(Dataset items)
^^^^

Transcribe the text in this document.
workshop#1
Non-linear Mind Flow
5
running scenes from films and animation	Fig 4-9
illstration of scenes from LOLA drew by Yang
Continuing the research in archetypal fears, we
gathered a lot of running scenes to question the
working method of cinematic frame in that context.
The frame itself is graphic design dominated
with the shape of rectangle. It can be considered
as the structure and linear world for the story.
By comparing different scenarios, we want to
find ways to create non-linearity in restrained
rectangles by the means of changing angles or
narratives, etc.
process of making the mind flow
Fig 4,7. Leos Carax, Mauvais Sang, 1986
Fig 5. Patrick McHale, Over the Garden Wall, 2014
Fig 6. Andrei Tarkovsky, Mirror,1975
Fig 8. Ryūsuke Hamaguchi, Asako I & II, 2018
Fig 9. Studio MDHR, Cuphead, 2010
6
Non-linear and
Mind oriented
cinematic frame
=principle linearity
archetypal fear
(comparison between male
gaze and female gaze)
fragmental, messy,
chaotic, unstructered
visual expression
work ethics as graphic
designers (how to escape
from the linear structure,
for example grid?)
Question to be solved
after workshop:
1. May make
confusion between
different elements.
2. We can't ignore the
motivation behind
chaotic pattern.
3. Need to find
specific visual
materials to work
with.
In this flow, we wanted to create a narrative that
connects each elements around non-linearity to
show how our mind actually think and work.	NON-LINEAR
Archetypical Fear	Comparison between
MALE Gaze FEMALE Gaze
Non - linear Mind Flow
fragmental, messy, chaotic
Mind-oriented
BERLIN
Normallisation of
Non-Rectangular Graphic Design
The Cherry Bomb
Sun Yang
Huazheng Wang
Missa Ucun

^^^^

→ **Given request**
Give the material above again, word for word.

→ **Answer to this problem**
Transcribe the text in this document.
workshop#1
Non-linear Mind Flow
5
running scenes from films and animation	Fig 4-9
illstration of scenes from LOLA drew by Yang
Continuing the research in archetypal fears, we
gathered a lot of running scenes to question the
working method of cinematic frame in that context.
The frame itself is graphic design dominated
with the shape of rectangle. It can be considered
as the structure and linear world for the story.
By comparing different scenarios, we want to
find ways to create non-linearity in restrained
rectangles by the means of changing angles or
narratives, etc.
process of making the mind flow
Fig 4,7. Leos Carax, Mauvais Sang, 1986
Fig 5. Patrick McHale, Over the Garden Wall, 2014
Fig 6. Andrei Tarkovsky, Mirror,1975
Fig 8. Ryūsuke Hamaguchi, Asako I & II, 2018
Fig 9. Studio MDHR, Cuphead, 2010
6
Non-linear and
Mind oriented
cinematic frame
=principle linearity
archetypal fear
(comparison between male
gaze and female gaze)
fragmental, messy,
chaotic, unstructered
visual expression
work ethics as graphic
designers (how to escape
from the linear structure,
for example grid?)
Question to be solved
after workshop:
1. May make
confusion between
different elements.
2. We can't ignore the
motivation behind
chaotic pattern.
3. Need to find
specific visual
materials to work
with.
In this flow, we wanted to create a narrative that
connects each elements around non-linearity to
show how our mind actually think and work.	NON-LINEAR
Archetypical Fear	Comparison between
MALE Gaze FEMALE Gaze
Non - linear Mind Flow
fragmental, messy, chaotic
Mind-oriented
BERLIN
Normallisation of
Non-Rectangular Graphic Design
The Cherry Bomb
Sun Yang
Huazheng Wang
Missa Ucun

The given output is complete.